>> BEGIN
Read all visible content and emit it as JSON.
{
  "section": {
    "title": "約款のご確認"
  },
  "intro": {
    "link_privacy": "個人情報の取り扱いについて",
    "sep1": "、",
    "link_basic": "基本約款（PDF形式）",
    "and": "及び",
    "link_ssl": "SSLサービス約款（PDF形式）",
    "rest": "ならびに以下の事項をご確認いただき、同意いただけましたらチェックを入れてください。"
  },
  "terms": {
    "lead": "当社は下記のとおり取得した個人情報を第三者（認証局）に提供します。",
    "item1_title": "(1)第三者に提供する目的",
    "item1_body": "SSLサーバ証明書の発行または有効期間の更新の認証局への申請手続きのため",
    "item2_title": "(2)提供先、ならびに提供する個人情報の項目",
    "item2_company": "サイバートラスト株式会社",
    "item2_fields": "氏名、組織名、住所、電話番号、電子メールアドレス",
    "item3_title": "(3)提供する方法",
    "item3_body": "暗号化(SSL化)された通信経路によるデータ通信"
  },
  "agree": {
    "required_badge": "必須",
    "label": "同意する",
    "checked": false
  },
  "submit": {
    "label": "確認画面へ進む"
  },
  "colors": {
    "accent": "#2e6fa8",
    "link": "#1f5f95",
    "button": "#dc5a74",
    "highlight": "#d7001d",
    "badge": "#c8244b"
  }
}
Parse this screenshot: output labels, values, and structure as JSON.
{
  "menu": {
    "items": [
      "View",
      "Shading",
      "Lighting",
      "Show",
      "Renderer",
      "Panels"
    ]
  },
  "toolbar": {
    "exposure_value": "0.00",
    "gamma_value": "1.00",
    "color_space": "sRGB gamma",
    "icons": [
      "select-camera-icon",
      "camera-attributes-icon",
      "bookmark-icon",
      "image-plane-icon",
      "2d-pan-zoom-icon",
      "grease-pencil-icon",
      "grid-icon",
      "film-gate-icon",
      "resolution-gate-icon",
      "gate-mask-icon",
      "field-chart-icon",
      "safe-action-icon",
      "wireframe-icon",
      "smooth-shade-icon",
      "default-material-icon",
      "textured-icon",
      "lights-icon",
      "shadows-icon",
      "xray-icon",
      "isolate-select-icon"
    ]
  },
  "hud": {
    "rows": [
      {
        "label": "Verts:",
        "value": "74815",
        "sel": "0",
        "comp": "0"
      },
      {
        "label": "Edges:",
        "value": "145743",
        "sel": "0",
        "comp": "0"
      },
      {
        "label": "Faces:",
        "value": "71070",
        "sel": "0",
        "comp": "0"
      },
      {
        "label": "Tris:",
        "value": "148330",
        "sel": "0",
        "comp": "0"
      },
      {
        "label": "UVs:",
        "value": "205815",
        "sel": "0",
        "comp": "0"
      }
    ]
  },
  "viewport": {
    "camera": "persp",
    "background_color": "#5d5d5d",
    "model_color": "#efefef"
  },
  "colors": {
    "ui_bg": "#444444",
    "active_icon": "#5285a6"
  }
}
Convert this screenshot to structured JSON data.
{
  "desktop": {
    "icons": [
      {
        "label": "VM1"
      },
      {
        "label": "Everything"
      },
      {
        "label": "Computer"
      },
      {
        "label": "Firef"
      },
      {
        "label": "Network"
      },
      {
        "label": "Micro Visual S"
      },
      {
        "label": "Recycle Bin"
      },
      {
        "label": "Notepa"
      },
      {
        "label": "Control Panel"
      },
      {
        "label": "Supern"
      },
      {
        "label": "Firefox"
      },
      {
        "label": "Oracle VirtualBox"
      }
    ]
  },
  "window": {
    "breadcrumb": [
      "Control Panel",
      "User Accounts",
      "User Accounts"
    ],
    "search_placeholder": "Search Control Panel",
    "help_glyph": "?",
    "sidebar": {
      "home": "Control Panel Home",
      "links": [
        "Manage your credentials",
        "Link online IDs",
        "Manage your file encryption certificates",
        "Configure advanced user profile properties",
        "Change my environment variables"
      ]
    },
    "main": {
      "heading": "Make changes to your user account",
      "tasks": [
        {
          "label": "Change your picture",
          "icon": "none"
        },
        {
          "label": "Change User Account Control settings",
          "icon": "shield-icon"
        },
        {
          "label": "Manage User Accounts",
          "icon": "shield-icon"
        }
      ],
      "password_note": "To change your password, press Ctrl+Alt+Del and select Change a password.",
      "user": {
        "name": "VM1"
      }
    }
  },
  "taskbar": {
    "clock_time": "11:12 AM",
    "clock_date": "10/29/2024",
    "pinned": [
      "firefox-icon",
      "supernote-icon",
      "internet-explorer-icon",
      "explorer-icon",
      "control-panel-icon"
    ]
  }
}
>> END
* **What the exercise asks**: Copy out the whole listing, exactly as written.

* **Result of the task**:
Read all visible content and emit it as JSON.
{
  "section": {
    "title": "約款のご確認"
  },
  "intro": {
    "link_privacy": "個人情報の取り扱いについて",
    "sep1": "、",
    "link_basic": "基本約款（PDF形式）",
    "and": "及び",
    "link_ssl": "SSLサービス約款（PDF形式）",
    "rest": "ならびに以下の事項をご確認いただき、同意いただけましたらチェックを入れてください。"
  },
  "terms": {
    "lead": "当社は下記のとおり取得した個人情報を第三者（認証局）に提供します。",
    "item1_title": "(1)第三者に提供する目的",
    "item1_body": "SSLサーバ証明書の発行または有効期間の更新の認証局への申請手続きのため",
    "item2_title": "(2)提供先、ならびに提供する個人情報の項目",
    "item2_company": "サイバートラスト株式会社",
    "item2_fields": "氏名、組織名、住所、電話番号、電子メールアドレス",
    "item3_title": "(3)提供する方法",
    "item3_body": "暗号化(SSL化)された通信経路によるデータ通信"
  },
  "agree": {
    "required_badge": "必須",
    "label": "同意する",
    "checked": false
  },
  "submit": {
    "label": "確認画面へ進む"
  },
  "colors": {
    "accent": "#2e6fa8",
    "link": "#1f5f95",
    "button": "#dc5a74",
    "highlight": "#d7001d",
    "badge": "#c8244b"
  }
}
Parse this screenshot: output labels, values, and structure as JSON.
{
  "menu": {
    "items": [
      "View",
      "Shading",
      "Lighting",
      "Show",
      "Renderer",
      "Panels"
    ]
  },
  "toolbar": {
    "exposure_value": "0.00",
    "gamma_value": "1.00",
    "color_space": "sRGB gamma",
    "icons": [
      "select-camera-icon",
      "camera-attributes-icon",
      "bookmark-icon",
      "image-plane-icon",
      "2d-pan-zoom-icon",
      "grease-pencil-icon",
      "grid-icon",
      "film-gate-icon",
      "resolution-gate-icon",
      "gate-mask-icon",
      "field-chart-icon",
      "safe-action-icon",
      "wireframe-icon",
      "smooth-shade-icon",
      "default-material-icon",
      "textured-icon",
      "lights-icon",
      "shadows-icon",
      "xray-icon",
      "isolate-select-icon"
    ]
  },
  "hud": {
    "rows": [
      {
        "label": "Verts:",
        "value": "74815",
        "sel": "0",
        "comp": "0"
      },
      {
        "label": "Edges:",
        "value": "145743",
        "sel": "0",
        "comp": "0"
      },
      {
        "label": "Faces:",
        "value": "71070",
        "sel": "0",
        "comp": "0"
      },
      {
        "label": "Tris:",
        "value": "148330",
        "sel": "0",
        "comp": "0"
      },
      {
        "label": "UVs:",
        "value": "205815",
        "sel": "0",
        "comp": "0"
      }
    ]
  },
  "viewport": {
    "camera": "persp",
    "background_color": "#5d5d5d",
    "model_color": "#efefef"
  },
  "colors": {
    "ui_bg": "#444444",
    "active_icon": "#5285a6"
  }
}
Convert this screenshot to structured JSON data.
{
  "desktop": {
    "icons": [
      {
        "label": "VM1"
      },
      {
        "label": "Everything"
      },
      {
        "label": "Computer"
      },
      {
        "label": "Firef"
      },
      {
        "label": "Network"
      },
      {
        "label": "Micro Visual S"
      },
      {
        "label": "Recycle Bin"
      },
      {
        "label": "Notepa"
      },
      {
        "label": "Control Panel"
      },
      {
        "label": "Supern"
      },
      {
        "label": "Firefox"
      },
      {
        "label": "Oracle VirtualBox"
      }
    ]
  },
  "window": {
    "breadcrumb": [
      "Control Panel",
      "User Accounts",
      "User Accounts"
    ],
    "search_placeholder": "Search Control Panel",
    "help_glyph": "?",
    "sidebar": {
      "home": "Control Panel Home",
      "links": [
        "Manage your credentials",
        "Link online IDs",
        "Manage your file encryption certificates",
        "Configure advanced user profile properties",
        "Change my environment variables"
      ]
    },
    "main": {
      "heading": "Make changes to your user account",
      "tasks": [
        {
          "label": "Change your picture",
          "icon": "none"
        },
        {
          "label": "Change User Account Control settings",
          "icon": "shield-icon"
        },
        {
          "label": "Manage User Accounts",
          "icon": "shield-icon"
        }
      ],
      "password_note": "To change your password, press Ctrl+Alt+Del and select Change a password.",
      "user": {
        "name": "VM1"
      }
    }
  },
  "taskbar": {
    "clock_time": "11:12 AM",
    "clock_date": "10/29/2024",
    "pinned": [
      "firefox-icon",
      "supernote-icon",
      "internet-explorer-icon",
      "explorer-icon",
      "control-panel-icon"
    ]
  }
}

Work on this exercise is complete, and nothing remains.